[Recorded data]
[Begin]

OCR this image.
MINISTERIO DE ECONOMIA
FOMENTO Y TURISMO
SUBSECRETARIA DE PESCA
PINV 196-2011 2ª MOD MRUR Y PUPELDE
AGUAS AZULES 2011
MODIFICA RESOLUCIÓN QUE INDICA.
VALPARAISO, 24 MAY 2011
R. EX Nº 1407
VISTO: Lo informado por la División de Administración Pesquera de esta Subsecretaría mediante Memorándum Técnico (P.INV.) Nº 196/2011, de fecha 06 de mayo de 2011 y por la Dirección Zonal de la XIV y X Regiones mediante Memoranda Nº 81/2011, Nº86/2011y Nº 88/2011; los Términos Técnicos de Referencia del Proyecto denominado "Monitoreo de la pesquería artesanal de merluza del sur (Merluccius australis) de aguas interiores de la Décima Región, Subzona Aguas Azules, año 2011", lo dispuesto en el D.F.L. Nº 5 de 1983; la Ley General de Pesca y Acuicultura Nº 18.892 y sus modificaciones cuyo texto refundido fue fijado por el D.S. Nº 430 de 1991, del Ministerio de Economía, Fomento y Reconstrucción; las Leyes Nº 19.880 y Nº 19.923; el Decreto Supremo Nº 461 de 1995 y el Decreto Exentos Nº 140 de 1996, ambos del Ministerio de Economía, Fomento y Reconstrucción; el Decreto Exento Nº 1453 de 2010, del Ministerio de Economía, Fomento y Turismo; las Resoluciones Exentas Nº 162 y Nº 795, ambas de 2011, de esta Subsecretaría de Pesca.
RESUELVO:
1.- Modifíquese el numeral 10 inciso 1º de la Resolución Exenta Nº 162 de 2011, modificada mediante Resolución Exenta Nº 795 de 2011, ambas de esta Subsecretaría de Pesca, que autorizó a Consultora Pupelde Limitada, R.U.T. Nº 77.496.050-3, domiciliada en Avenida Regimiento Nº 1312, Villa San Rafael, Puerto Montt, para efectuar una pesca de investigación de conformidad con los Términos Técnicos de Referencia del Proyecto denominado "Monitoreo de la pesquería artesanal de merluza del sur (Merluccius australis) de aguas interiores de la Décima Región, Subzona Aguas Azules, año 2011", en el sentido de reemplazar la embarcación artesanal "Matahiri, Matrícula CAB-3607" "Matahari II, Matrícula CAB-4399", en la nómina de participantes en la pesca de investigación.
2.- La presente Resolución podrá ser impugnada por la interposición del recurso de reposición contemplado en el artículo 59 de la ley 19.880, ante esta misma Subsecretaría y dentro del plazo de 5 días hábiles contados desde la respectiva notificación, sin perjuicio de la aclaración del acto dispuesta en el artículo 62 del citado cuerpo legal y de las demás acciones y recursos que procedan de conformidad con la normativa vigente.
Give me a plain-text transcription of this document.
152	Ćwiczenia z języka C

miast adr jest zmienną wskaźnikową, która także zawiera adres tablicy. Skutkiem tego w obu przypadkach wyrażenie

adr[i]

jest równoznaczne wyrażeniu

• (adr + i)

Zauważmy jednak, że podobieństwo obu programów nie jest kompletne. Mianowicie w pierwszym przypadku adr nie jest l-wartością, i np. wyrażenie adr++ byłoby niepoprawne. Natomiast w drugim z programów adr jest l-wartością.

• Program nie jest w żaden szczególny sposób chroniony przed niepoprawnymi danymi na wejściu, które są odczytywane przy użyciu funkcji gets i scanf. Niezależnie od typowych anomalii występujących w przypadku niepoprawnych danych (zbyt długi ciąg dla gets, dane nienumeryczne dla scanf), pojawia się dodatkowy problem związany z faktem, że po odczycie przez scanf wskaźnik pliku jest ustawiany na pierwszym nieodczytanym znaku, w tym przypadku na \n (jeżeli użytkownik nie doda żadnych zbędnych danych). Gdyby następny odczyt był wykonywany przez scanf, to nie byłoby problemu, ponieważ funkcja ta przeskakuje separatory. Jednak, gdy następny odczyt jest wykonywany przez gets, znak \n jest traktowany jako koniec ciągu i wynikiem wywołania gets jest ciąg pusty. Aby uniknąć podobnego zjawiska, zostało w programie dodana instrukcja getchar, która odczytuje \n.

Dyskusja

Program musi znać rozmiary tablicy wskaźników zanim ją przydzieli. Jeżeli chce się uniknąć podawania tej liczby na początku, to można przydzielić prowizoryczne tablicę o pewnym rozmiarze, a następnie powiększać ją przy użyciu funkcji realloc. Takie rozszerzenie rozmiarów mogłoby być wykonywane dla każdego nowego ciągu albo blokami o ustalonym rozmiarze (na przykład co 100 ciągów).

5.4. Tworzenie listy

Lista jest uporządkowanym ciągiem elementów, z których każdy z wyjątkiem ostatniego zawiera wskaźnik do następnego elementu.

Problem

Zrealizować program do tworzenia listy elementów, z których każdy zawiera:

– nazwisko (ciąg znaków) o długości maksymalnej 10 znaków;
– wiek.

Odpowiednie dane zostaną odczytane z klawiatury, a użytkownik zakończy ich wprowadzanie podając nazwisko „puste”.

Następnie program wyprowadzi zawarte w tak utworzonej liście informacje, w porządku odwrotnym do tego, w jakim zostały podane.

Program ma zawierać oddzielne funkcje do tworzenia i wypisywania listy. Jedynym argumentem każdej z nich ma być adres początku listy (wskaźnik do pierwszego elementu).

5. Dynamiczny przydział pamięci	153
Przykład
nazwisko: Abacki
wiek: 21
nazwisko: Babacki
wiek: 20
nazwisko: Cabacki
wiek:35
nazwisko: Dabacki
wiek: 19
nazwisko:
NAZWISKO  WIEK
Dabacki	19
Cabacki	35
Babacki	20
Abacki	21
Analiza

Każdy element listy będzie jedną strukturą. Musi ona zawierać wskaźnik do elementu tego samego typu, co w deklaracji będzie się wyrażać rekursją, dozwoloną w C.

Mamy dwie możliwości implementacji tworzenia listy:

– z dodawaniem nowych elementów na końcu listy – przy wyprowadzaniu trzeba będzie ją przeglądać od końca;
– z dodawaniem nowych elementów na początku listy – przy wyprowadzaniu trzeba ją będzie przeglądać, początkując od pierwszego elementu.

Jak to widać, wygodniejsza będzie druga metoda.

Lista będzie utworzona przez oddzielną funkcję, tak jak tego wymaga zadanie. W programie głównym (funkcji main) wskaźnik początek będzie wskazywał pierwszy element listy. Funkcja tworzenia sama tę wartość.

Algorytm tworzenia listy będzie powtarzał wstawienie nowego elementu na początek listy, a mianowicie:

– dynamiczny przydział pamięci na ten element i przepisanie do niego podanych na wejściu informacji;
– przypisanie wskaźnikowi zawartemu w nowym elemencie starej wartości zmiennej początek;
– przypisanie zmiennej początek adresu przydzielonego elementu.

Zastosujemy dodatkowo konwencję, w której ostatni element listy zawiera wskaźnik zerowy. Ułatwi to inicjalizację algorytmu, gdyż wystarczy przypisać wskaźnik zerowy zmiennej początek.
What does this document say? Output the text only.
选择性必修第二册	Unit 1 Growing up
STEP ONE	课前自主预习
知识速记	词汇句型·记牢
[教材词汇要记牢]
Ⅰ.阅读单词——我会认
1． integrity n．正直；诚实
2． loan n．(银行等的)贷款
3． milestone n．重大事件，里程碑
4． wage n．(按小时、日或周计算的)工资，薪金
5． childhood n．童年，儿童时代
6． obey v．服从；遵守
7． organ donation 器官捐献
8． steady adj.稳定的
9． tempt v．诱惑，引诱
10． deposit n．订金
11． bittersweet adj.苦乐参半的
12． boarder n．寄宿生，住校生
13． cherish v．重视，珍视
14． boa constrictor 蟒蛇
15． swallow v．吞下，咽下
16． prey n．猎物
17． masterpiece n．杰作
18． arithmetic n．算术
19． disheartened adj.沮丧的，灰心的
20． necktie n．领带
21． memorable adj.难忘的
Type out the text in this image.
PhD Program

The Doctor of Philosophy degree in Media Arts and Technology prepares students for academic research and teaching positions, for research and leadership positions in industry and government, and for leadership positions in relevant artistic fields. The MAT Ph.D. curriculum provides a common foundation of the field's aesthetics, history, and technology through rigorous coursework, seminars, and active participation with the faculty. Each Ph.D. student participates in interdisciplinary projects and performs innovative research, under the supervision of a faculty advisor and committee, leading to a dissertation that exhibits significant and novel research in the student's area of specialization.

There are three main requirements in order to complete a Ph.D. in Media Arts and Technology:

[End]

WORK INSTRUCTIONS
Extract each line holding the string "pierwszego".

OUTPUT BELOW
Program ma zawierać oddzielne funkcje do tworzenia i wypisywania listy. Jedynym argumentem każdej z nich ma być adres początku listy (wskaźnik do pierwszego elementu).
– z dodawaniem nowych elementów na początku listy – przy wyprowadzaniu trzeba ją będzie przeglądać, początkując od pierwszego elementu.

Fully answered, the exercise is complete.